══ 抜粋

プラスチックの多角的評価による品質安定性向上
PLA樹脂におけるアニールによる機械特性への影響/変化とその原因検討
自動車や電気製品に良く使われるABS樹脂の代替材料である植物由来のPLA樹脂は環境負荷を低減する物質として期待されています。PLAはアニール処理により耐熱性などの材料特性が向上すると言われています。
今回は、アニール処理を施したサンプルAとアニール処理を施さなかったサンプルBの材料緒特性を比較することで、アニールによる機械特性への影響とその変化の原因究明を行いました。
アニールによる機械特性への影響評価
アニールにより弾性率、HITが増加し、破断伸びが低下することがわかりました。
■ 引張試験:AGX-V
アニールにより引張強さと弾性率は増加しましたが、破断伸びは低下しました。
表1 引張試験結果
アニール条件 | 引張強さ (MPa) | 弾性率 (MPa) | 破断伸び (%) | |
---|---|---|---|---|
サンプルA | なし | 58.7 | 3660.9 | 3.6 |
サンプルB | 100℃、30分 | 62.5 | 4020.8 | 1.9 |

■ 硬さ試験:DUH-210
アニールによりHITが増加しました。

図3 硬さ試験結果
表2 硬さ試験結果
HIT (MPa) | |
---|---|
サンプルA | 221.5 |
サンプルB | 277.6 |
アニールによる機械特性の変化の原因究明
アニールにより結晶化が進んだことで機械特性が変化していたことが分かりました。

════

取り組む課題:
1. PLA樹脂のアニールについての抜粋から、「アニールによる機械特性への影響評価」を含む言葉で始まり「アニールによりHITが増加しました。」で終わる部分を、そのまま書き写してください。
2. PLA樹脂のアニールについての抜粋によると、アニールによって破断伸びはどう変わりましたか。
3. PLA樹脂のアニールについての抜粋を、最後の文のあとから書き継いでください。
資料は使わなくてもかまいません。

══ 手元の資料

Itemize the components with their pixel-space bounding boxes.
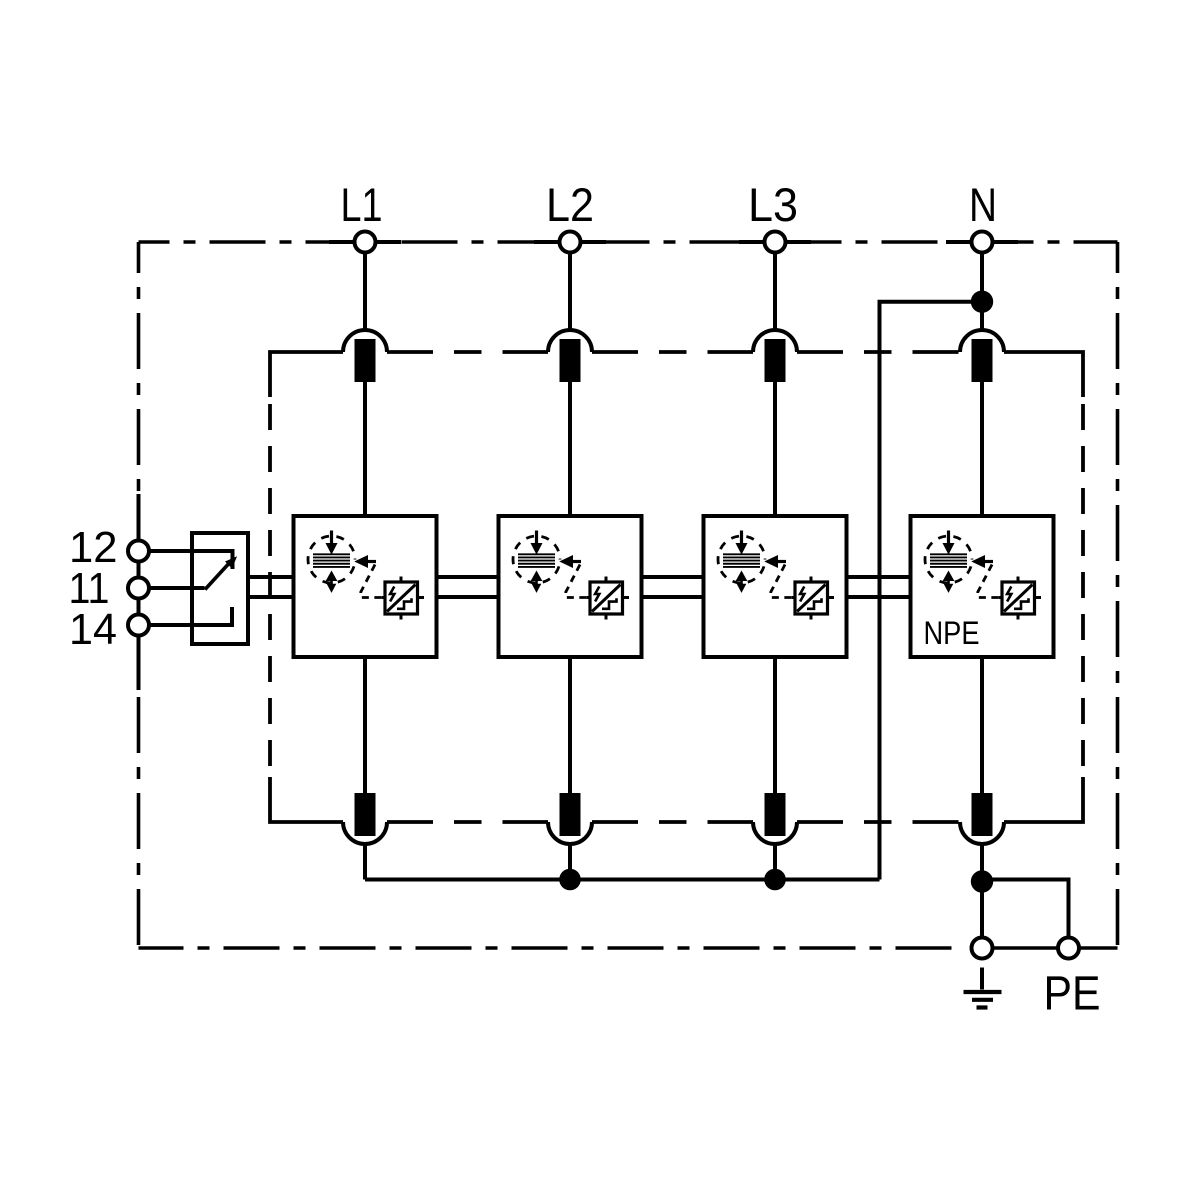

════

課題別の答え:
1.
アニールによる機械特性への影響評価
アニールにより弾性率、HITが増加し、破断伸びが低下することがわかりました。
■ 引張試験:AGX-V
アニールにより引張強さと弾性率は増加しましたが、破断伸びは低下しました。
表1 引張試験結果
アニール条件 | 引張強さ (MPa) | 弾性率 (MPa) | 破断伸び (%) | |
---|---|---|---|---|
サンプルA | なし | 58.7 | 3660.9 | 3.6 |
サンプルB | 100℃、30分 | 62.5 | 4020.8 | 1.9 |

■ 硬さ試験:DUH-210
アニールによりHITが増加しました。

2. 低下しました。

3.
■ 熱分析:DSC-60 plus
サンプルAの測定結果で見受けられる55.96℃のガラス転移点、114.08℃の結晶化のピークがサンプルBの測定結果では見受けられないことから、アニールにより結晶化が進んでいることが分かりました。

図4 熱分析結果
表3 熱分析結果
Tg (℃) | 結晶化 (℃) | 融解 (℃) | |
---|---|---|---|
サンプルA | 56.0 | 114.1 | 168.6 |
サンプルB | - | - | 169.1 |
ここがポイント!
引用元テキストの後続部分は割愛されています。